___ Information shown

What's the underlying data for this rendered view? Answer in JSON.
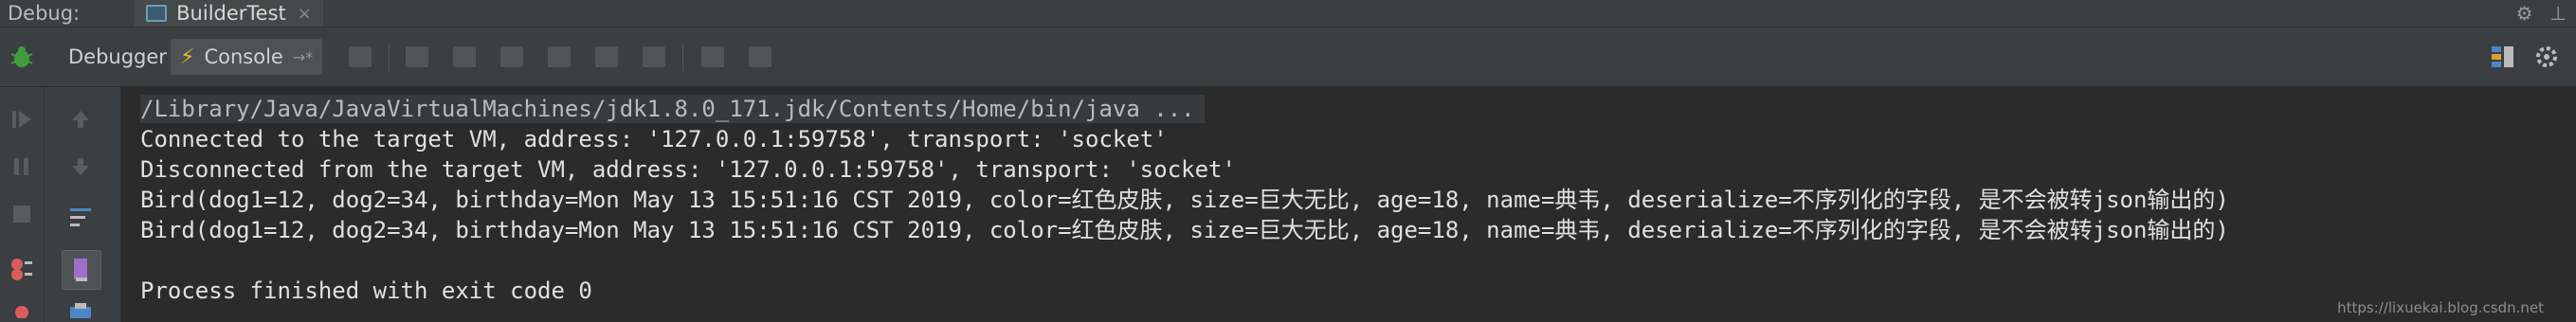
{
  "titlebar": {
    "label": "Debug:",
    "run_tab": "BuilderTest",
    "close": "×"
  },
  "toolbar": {
    "debugger_tab": "Debugger",
    "console_tab": "Console",
    "console_pin": "→*"
  },
  "console": {
    "lines": [
      "/Library/Java/JavaVirtualMachines/jdk1.8.0_171.jdk/Contents/Home/bin/java ...",
      "Connected to the target VM, address: '127.0.0.1:59758', transport: 'socket'",
      "Disconnected from the target VM, address: '127.0.0.1:59758', transport: 'socket'",
      "Bird(dog1=12, dog2=34, birthday=Mon May 13 15:51:16 CST 2019, color=红色皮肤, size=巨大无比, age=18, name=典韦, deserialize=不序列化的字段, 是不会被转json输出的)",
      "Bird(dog1=12, dog2=34, birthday=Mon May 13 15:51:16 CST 2019, color=红色皮肤, size=巨大无比, age=18, name=典韦, deserialize=不序列化的字段, 是不会被转json输出的)",
      "",
      "Process finished with exit code 0"
    ]
  },
  "watermark": "https://lixuekai.blog.csdn.net"
}
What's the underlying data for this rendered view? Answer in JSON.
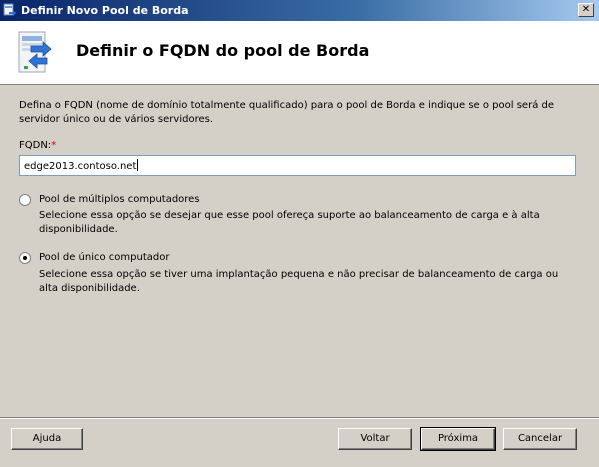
{
  "window": {
    "title": "Definir Novo Pool de Borda",
    "close_glyph": "✕"
  },
  "header": {
    "title": "Definir o FQDN do pool de Borda",
    "icon": "edge-pool-wizard-icon"
  },
  "description": "Defina o FQDN (nome de domínio totalmente qualificado) para o pool de Borda e indique se o pool será de servidor único ou de vários servidores.",
  "fqdn": {
    "label": "FQDN:",
    "required_marker": "*",
    "value": "edge2013.contoso.net"
  },
  "options": [
    {
      "title": "Pool de múltiplos computadores",
      "description": "Selecione essa opção se desejar que esse pool ofereça suporte ao balanceamento de carga e à alta disponibilidade.",
      "selected": false
    },
    {
      "title": "Pool de único computador",
      "description": "Selecione essa opção se tiver uma implantação pequena e não precisar de balanceamento de carga ou alta disponibilidade.",
      "selected": true
    }
  ],
  "buttons": {
    "help": "Ajuda",
    "back": "Voltar",
    "next": "Próxima",
    "cancel": "Cancelar"
  },
  "colors": {
    "titlebar_start": "#0a246a",
    "titlebar_end": "#a6caf0",
    "dialog_bg": "#d4d0c8",
    "required": "#d00000"
  }
}
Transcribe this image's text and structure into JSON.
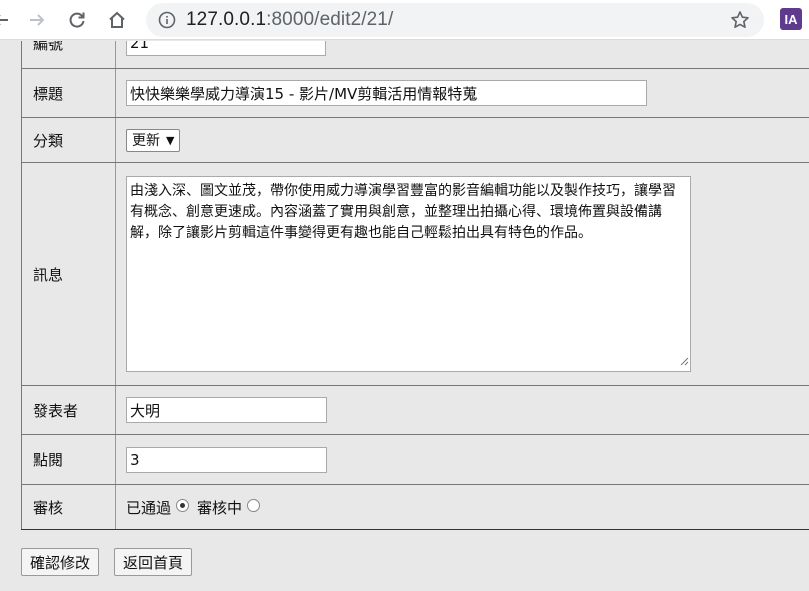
{
  "browser": {
    "url_host": "127.0.0.1",
    "url_rest": ":8000/edit2/21/",
    "extension_label": "IA"
  },
  "form": {
    "rows": {
      "id": {
        "label": "編號",
        "value": "21"
      },
      "title": {
        "label": "標題",
        "value": "快快樂樂學威力導演15 - 影片/MV剪輯活用情報特蒐"
      },
      "category": {
        "label": "分類",
        "value": "更新"
      },
      "message": {
        "label": "訊息",
        "value": "由淺入深、圖文並茂，帶你使用威力導演學習豐富的影音編輯功能以及製作技巧，讓學習有概念、創意更速成。內容涵蓋了實用與創意，並整理出拍攝心得、環境佈置與設備講解，除了讓影片剪輯這件事變得更有趣也能自己輕鬆拍出具有特色的作品。"
      },
      "author": {
        "label": "發表者",
        "value": "大明"
      },
      "views": {
        "label": "點閱",
        "value": "3"
      },
      "review": {
        "label": "審核",
        "options": [
          {
            "label": "已通過",
            "checked": true
          },
          {
            "label": "審核中",
            "checked": false
          }
        ]
      }
    }
  },
  "buttons": {
    "confirm": "確認修改",
    "back": "返回首頁"
  }
}
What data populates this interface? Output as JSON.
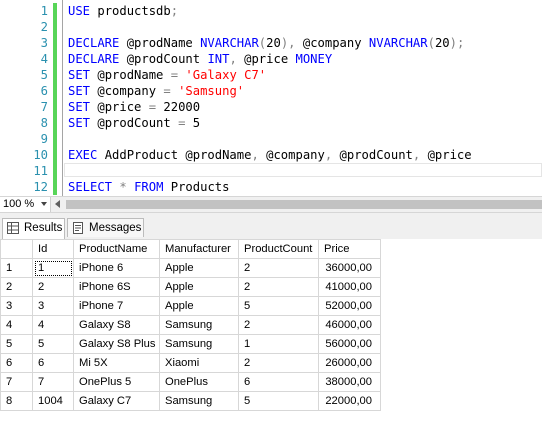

______

→ What is expected
Skip the pictures and print each record exactly as it stands.

→ Final result
What's the underlying data for this rendered view? Answer in JSON.
{
  "titlebar": {
    "label": "Debug:",
    "run_tab": "BuilderTest",
    "close": "×"
  },
  "toolbar": {
    "debugger_tab": "Debugger",
    "console_tab": "Console",
    "console_pin": "→*"
  },
  "console": {
    "lines": [
      "/Library/Java/JavaVirtualMachines/jdk1.8.0_171.jdk/Contents/Home/bin/java ...",
      "Connected to the target VM, address: '127.0.0.1:59758', transport: 'socket'",
      "Disconnected from the target VM, address: '127.0.0.1:59758', transport: 'socket'",
      "Bird(dog1=12, dog2=34, birthday=Mon May 13 15:51:16 CST 2019, color=红色皮肤, size=巨大无比, age=18, name=典韦, deserialize=不序列化的字段, 是不会被转json输出的)",
      "Bird(dog1=12, dog2=34, birthday=Mon May 13 15:51:16 CST 2019, color=红色皮肤, size=巨大无比, age=18, name=典韦, deserialize=不序列化的字段, 是不会被转json输出的)",
      "",
      "Process finished with exit code 0"
    ]
  },
  "watermark": "https://lixuekai.blog.csdn.net"
}
What's the underlying data for this rendered view? Answer in JSON.
{
  "window": {
    "title": "Definir Novo Pool de Borda",
    "close_glyph": "✕"
  },
  "header": {
    "title": "Definir o FQDN do pool de Borda",
    "icon": "edge-pool-wizard-icon"
  },
  "description": "Defina o FQDN (nome de domínio totalmente qualificado) para o pool de Borda e indique se o pool será de servidor único ou de vários servidores.",
  "fqdn": {
    "label": "FQDN:",
    "required_marker": "*",
    "value": "edge2013.contoso.net"
  },
  "options": [
    {
      "title": "Pool de múltiplos computadores",
      "description": "Selecione essa opção se desejar que esse pool ofereça suporte ao balanceamento de carga e à alta disponibilidade.",
      "selected": false
    },
    {
      "title": "Pool de único computador",
      "description": "Selecione essa opção se tiver uma implantação pequena e não precisar de balanceamento de carga ou alta disponibilidade.",
      "selected": true
    }
  ],
  "buttons": {
    "help": "Ajuda",
    "back": "Voltar",
    "next": "Próxima",
    "cancel": "Cancelar"
  },
  "colors": {
    "titlebar_start": "#0a246a",
    "titlebar_end": "#a6caf0",
    "dialog_bg": "#d4d0c8",
    "required": "#d00000"
  }
}
Transcribe this image's text and structure into JSON.
{
  "browser": {
    "url_host": "127.0.0.1",
    "url_rest": ":8000/edit2/21/",
    "extension_label": "IA"
  },
  "form": {
    "rows": {
      "id": {
        "label": "編號",
        "value": "21"
      },
      "title": {
        "label": "標題",
        "value": "快快樂樂學威力導演15 - 影片/MV剪輯活用情報特蒐"
      },
      "category": {
        "label": "分類",
        "value": "更新"
      },
      "message": {
        "label": "訊息",
        "value": "由淺入深、圖文並茂，帶你使用威力導演學習豐富的影音編輯功能以及製作技巧，讓學習有概念、創意更速成。內容涵蓋了實用與創意，並整理出拍攝心得、環境佈置與設備講解，除了讓影片剪輯這件事變得更有趣也能自己輕鬆拍出具有特色的作品。"
      },
      "author": {
        "label": "發表者",
        "value": "大明"
      },
      "views": {
        "label": "點閱",
        "value": "3"
      },
      "review": {
        "label": "審核",
        "options": [
          {
            "label": "已通過",
            "checked": true
          },
          {
            "label": "審核中",
            "checked": false
          }
        ]
      }
    }
  },
  "buttons": {
    "confirm": "確認修改",
    "back": "返回首頁"
  }
}
What data populates this interface? Output as JSON.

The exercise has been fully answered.